» **Stated exercise**: Below are entries; tally how many lines hold the string "alla" and answer with only that figure.

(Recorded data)
★ ★ ★

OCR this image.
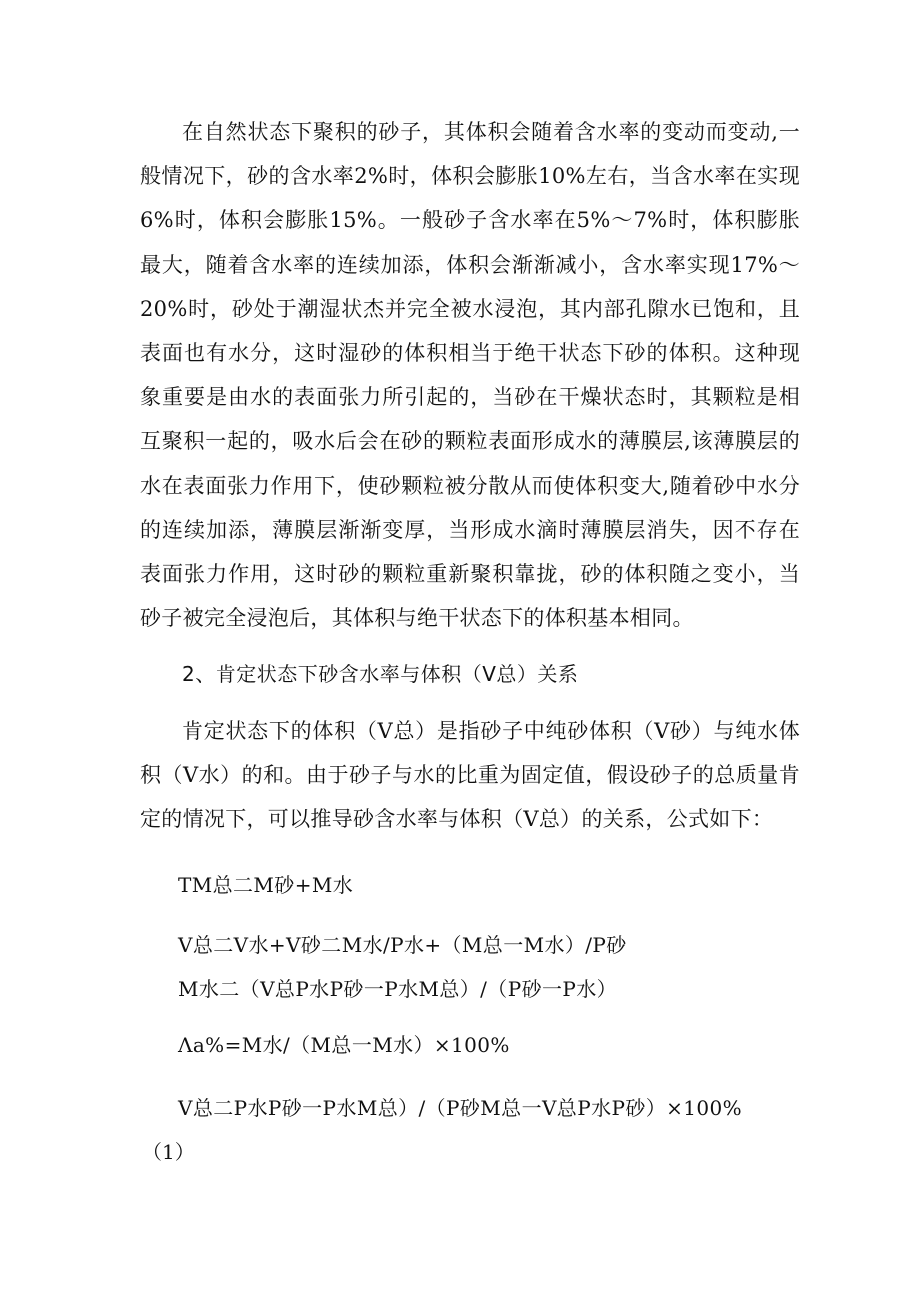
在自然状态下聚积的砂子，其体积会随着含水率的变动而变动,一般情况下，砂的含水率2%时，体积会膨胀10%左右，当含水率在实现6%时，体积会膨胀15%。一般砂子含水率在5%～7%时，体积膨胀最大，随着含水率的连续加添，体积会渐渐减小，含水率实现17%～20%时，砂处于潮湿状杰并完全被水浸泡，其内部孔隙水已饱和，且表面也有水分，这时湿砂的体积相当于绝干状态下砂的体积。这种现象重要是由水的表面张力所引起的，当砂在干燥状态时，其颗粒是相互聚积一起的，吸水后会在砂的颗粒表面形成水的薄膜层,该薄膜层的水在表面张力作用下，使砂颗粒被分散从而使体积变大,随着砂中水分的连续加添，薄膜层渐渐变厚，当形成水滴时薄膜层消失，因不存在表面张力作用，这时砂的颗粒重新聚积靠拢，砂的体积随之变小，当砂子被完全浸泡后，其体积与绝干状态下的体积基本相同。

2、肯定状态下砂含水率与体积（V总）关系

肯定状态下的体积（V总）是指砂子中纯砂体积（V砂）与纯水体积（V水）的和。由于砂子与水的比重为固定值，假设砂子的总质量肯定的情况下，可以推导砂含水率与体积（V总）的关系，公式如下：

TM总二M砂+M水

V总二V水+V砂二M水/P水+（M总一M水）/P砂

M水二（V总P水P砂一P水M总）/（P砂一P水）

Λa%=M水/（M总一M水）×100%

V总二P水P砂一P水M总）/（P砂M总一V总P水P砂）×100%

（1）
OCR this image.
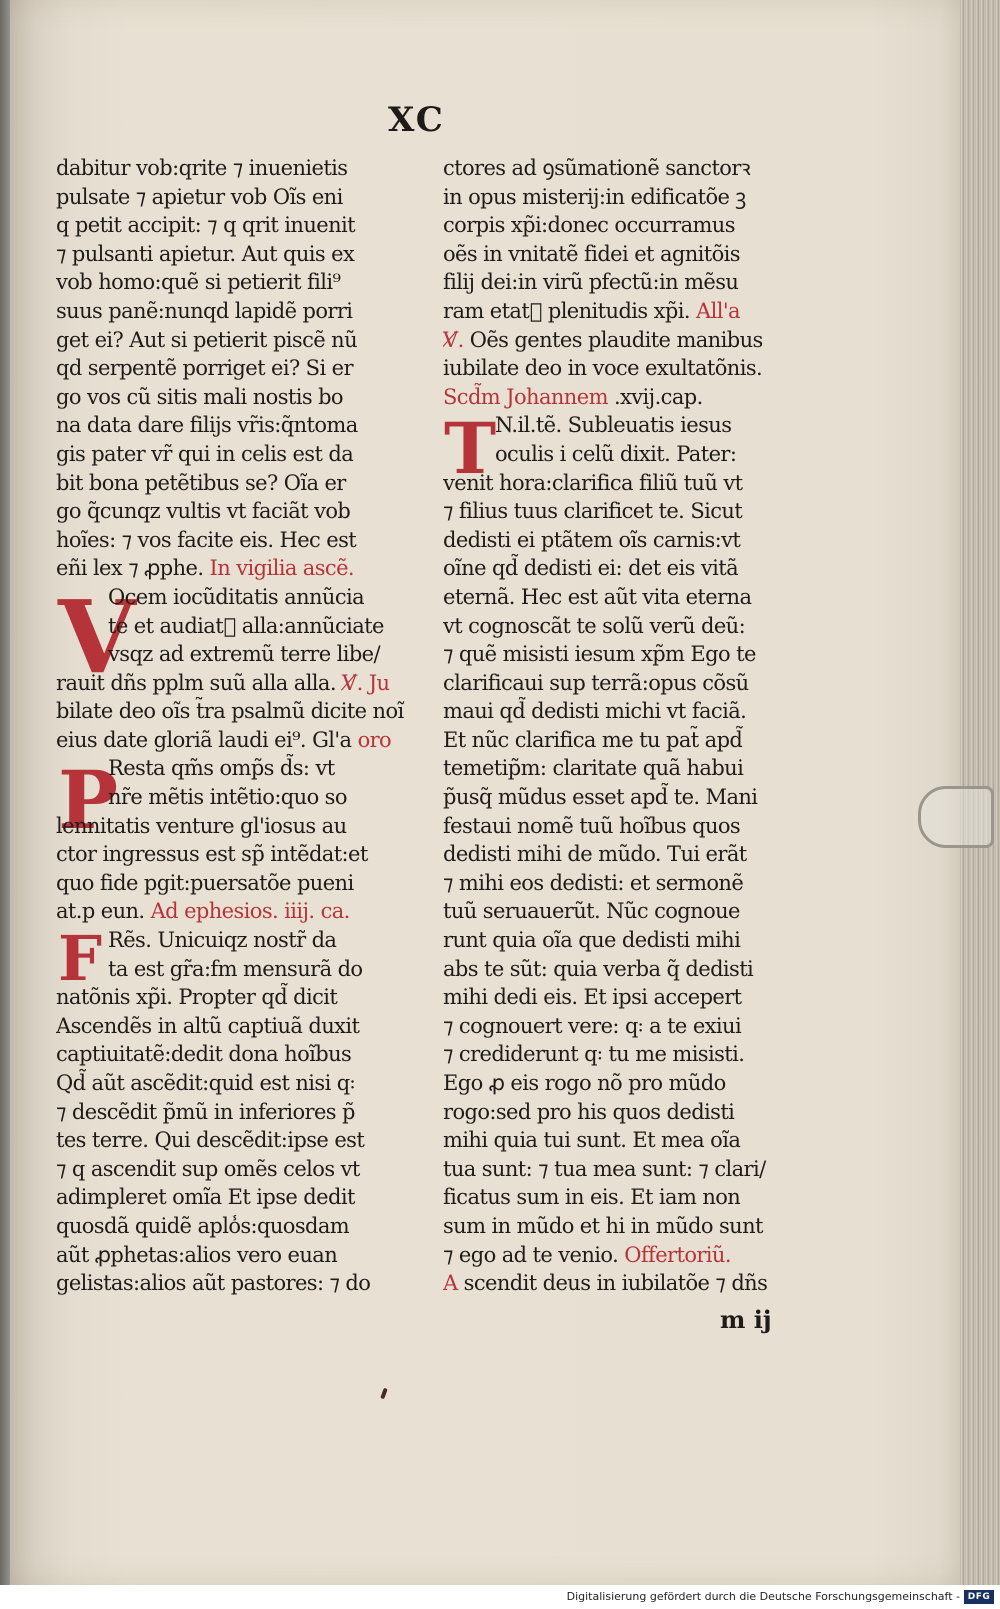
XC
V
P
F
T
dabitur vob:qrite ⁊ inuenietis
pulsate ⁊ apietur vob Oĩs eni
q petit accipit: ⁊ q qrit inuenit
⁊ pulsanti apietur. Aut quis ex
vob homo:quẽ si petierit fili⁹
suus panẽ:nunqd lapidẽ porri
get ei? Aut si petierit piscẽ nũ
qd serpentẽ porriget ei? Si er
go vos cũ sitis mali nostis bo
na data dare filijs vr̃is:q̃ntoma
gis pater vr̃ qui in celis est da
bit bona petẽtibus se? Oĩa er
go q̃cunqz vultis vt faciãt vob
hoĩes: ⁊ vos facite eis. Hec est
eñi lex ⁊ ꝓphe. In vigilia ascẽ.
Ocem iocũditatis annũcia
te et audiat᷑ alla:annũciate
vsqz ad extremũ terre libe/
rauit dñs pplm suũ alla alla. V̸. Ju
bilate deo oĩs t̃ra psalmũ dicite noĩ
eius date gloriã laudi ei⁹. Gl'a oro
Resta qm̃s omp̃s d̃s: vt
nr̃e mẽtis intẽtio:quo so
lennitatis venture gl'iosus au
ctor ingressus est sp̃ intẽdat:et
quo fide pgit:puersatõe pueni
at.p eun. Ad ephesios. iiij. ca.
Rẽs. Unicuiqz nostr̃ da
ta est gr̃a:fm mensurã do
natõnis xp̃i. Propter qd̃ dicit
Ascendẽs in altũ captiuã duxit
captiuitatẽ:dedit dona hoĩbus
Qd̃ aũt ascẽdit:quid est nisi q꞉
⁊ descẽdit p̃mũ in inferiores p̃
tes terre. Qui descẽdit:ipse est
⁊ q ascendit sup omẽs celos vt
adimpleret omĩa Et ipse dedit
quosdã quidẽ aplo̾s:quosdam
aũt ꝓphetas:alios vero euan
gelistas:alios aũt pastores: ⁊ do
ctores ad ꝯsũmationẽ sanctorꝛ
in opus misterij:in edificatõe ꝫ
corpis xp̃i:donec occurramus
oẽs in vnitatẽ fidei et agnitõis
filij dei:in virũ pfectũ:in mẽsu
ram etat᷑ plenitudis xp̃i. All'a
V̸. Oẽs gentes plaudite manibus
iubilate deo in voce exultatõnis.
Scd̃m Johannem .xvij.cap.
N.il.tẽ. Subleuatis iesus
oculis i celũ dixit. Pater:
venit hora:clarifica filiũ tuũ vt
⁊ filius tuus clarificet te. Sicut
dedisti ei ptãtem oĩs carnis:vt
oĩne qd̃ dedisti ei: det eis vitã
eternã. Hec est aũt vita eterna
vt cognoscãt te solũ verũ deũ:
⁊ quẽ misisti iesum xp̃m Ego te
clarificaui sup terrã:opus cõsũ
maui qd̃ dedisti michi vt faciã.
Et nũc clarifica me tu pat̃ apd̃
temetip̃m: claritate quã habui
p̃usq̃ mũdus esset apd̃ te. Mani
festaui nomẽ tuũ hoĩbus quos
dedisti mihi de mũdo. Tui erãt
⁊ mihi eos dedisti: et sermonẽ
tuũ seruauerũt. Nũc cognoue
runt quia oĩa que dedisti mihi
abs te sũt: quia verba q̃ dedisti
mihi dedi eis. Et ipsi accepert
⁊ cognouert vere: q꞉ a te exiui
⁊ crediderunt q꞉ tu me misisti.
Ego ꝓ eis rogo nõ pro mũdo
rogo:sed pro his quos dedisti
mihi quia tui sunt. Et mea oĩa
tua sunt: ⁊ tua mea sunt: ⁊ clari/
ficatus sum in eis. Et iam non
sum in mũdo et hi in mũdo sunt
⁊ ego ad te venio. Offertoriũ.
A scendit deus in iubilatõe ⁊ dñs
m ij
Digitalisierung gefördert durch die Deutsche Forschungsgemeinschaft - DFG
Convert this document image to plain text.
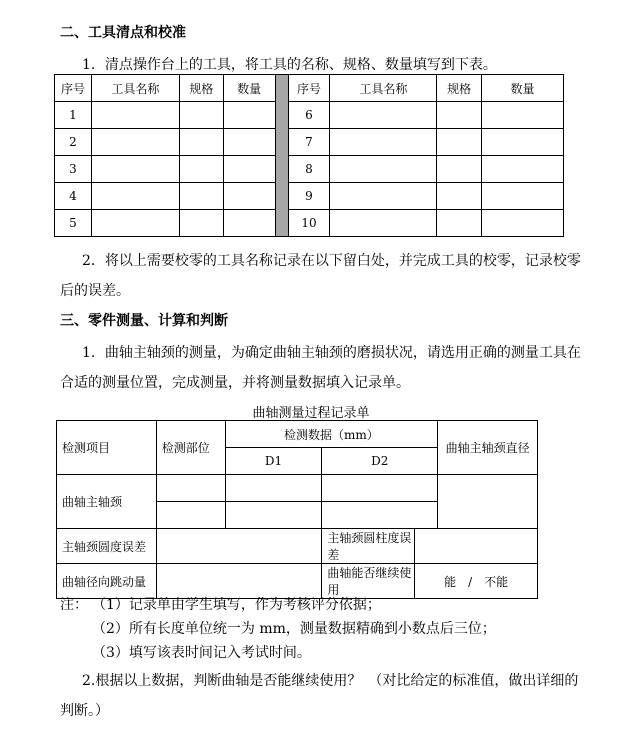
二、工具清点和校准
1．清点操作台上的工具，将工具的名称、规格、数量填写到下表。
序号	工具名称	规格	数量		序号	工具名称	规格	数量
1					6			
2					7			
3					8			
4					9			
5					10			
2．将以上需要校零的工具名称记录在以下留白处，并完成工具的校零，记录校零
后的误差。
三、零件测量、计算和判断
1．曲轴主轴颈的测量，为确定曲轴主轴颈的磨损状况，请选用正确的测量工具在
合适的测量位置，完成测量，并将测量数据填入记录单。
曲轴测量过程记录单
检测项目	检测部位	检测数据（mm）			曲轴主轴颈直径
		D1	D2		
曲轴主轴颈					

主轴颈圆度误差			主轴颈圆柱度误差		
曲轴径向跳动量			曲轴能否继续使用	能　/　不能	
注： （1）记录单由学生填写，作为考核评分依据；
（2）所有长度单位统一为 mm，测量数据精确到小数点后三位；
（3）填写该表时间记入考试时间。
2.根据以上数据，判断曲轴是否能继续使用？　（对比给定的标准值，做出详细的
判断。）
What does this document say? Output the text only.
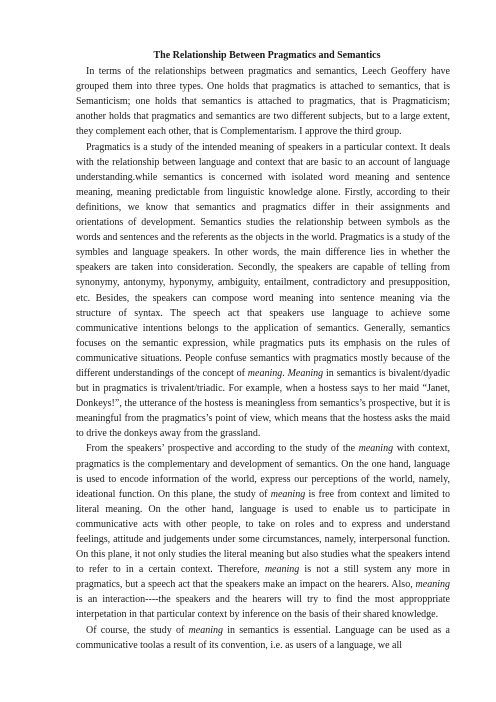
The Relationship Between Pragmatics and Semantics

In terms of the relationships between pragmatics and semantics, Leech Geoffery have grouped them into three types. One holds that pragmatics is attached to semantics, that is Semanticism; one holds that semantics is attached to pragmatics, that is Pragmaticism; another holds that pragmatics and semantics are two different subjects, but to a large extent, they complement each other, that is Complementarism. I approve the third group.

Pragmatics is a study of the intended meaning of speakers in a particular context. It deals with the relationship between language and context that are basic to an account of language understanding.while semantics is concerned with isolated word meaning and sentence meaning, meaning predictable from linguistic knowledge alone. Firstly, according to their definitions, we know that semantics and pragmatics differ in their assignments and orientations of development. Semantics studies the relationship between symbols as the words and sentences and the referents as the objects in the world. Pragmatics is a study of the symbles and language speakers. In other words, the main difference lies in whether the speakers are taken into consideration. Secondly, the speakers are capable of telling from synonymy, antonymy, hyponymy, ambiguity, entailment, contradictory and presupposition, etc. Besides, the speakers can compose word meaning into sentence meaning via the structure of syntax. The speech act that speakers use language to achieve some communicative intentions belongs to the application of semantics. Generally, semantics focuses on the semantic expression, while pragmatics puts its emphasis on the rules of communicative situations. People confuse semantics with pragmatics mostly because of the different understandings of the concept of meaning. Meaning in semantics is bivalent/dyadic but in pragmatics is trivalent/triadic. For example, when a hostess says to her maid “Janet, Donkeys!”, the utterance of the hostess is meaningless from semantics’s prospective, but it is meaningful from the pragmatics’s point of view, which means that the hostess asks the maid to drive the donkeys away from the grassland.

From the speakers’ prospective and according to the study of the meaning with context, pragmatics is the complementary and development of semantics. On the one hand, language is used to encode information of the world, express our perceptions of the world, namely, ideational function. On this plane, the study of meaning is free from context and limited to literal meaning. On the other hand, language is used to enable us to participate in communicative acts with other people, to take on roles and to express and understand feelings, attitude and judgements under some circumstances, namely, interpersonal function. On this plane, it not only studies the literal meaning but also studies what the speakers intend to refer to in a certain context. Therefore, meaning is not a still system any more in pragmatics, but a speech act that the speakers make an impact on the hearers. Also, meaning is an interaction----the speakers and the hearers will try to find the most approppriate interpetation in that particular context by inference on the basis of their shared knowledge.

Of course, the study of meaning in semantics is essential. Language can be used as a communicative toolas a result of its convention, i.e. as users of a language, we all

★ ★ ★

» **Complete output**: 2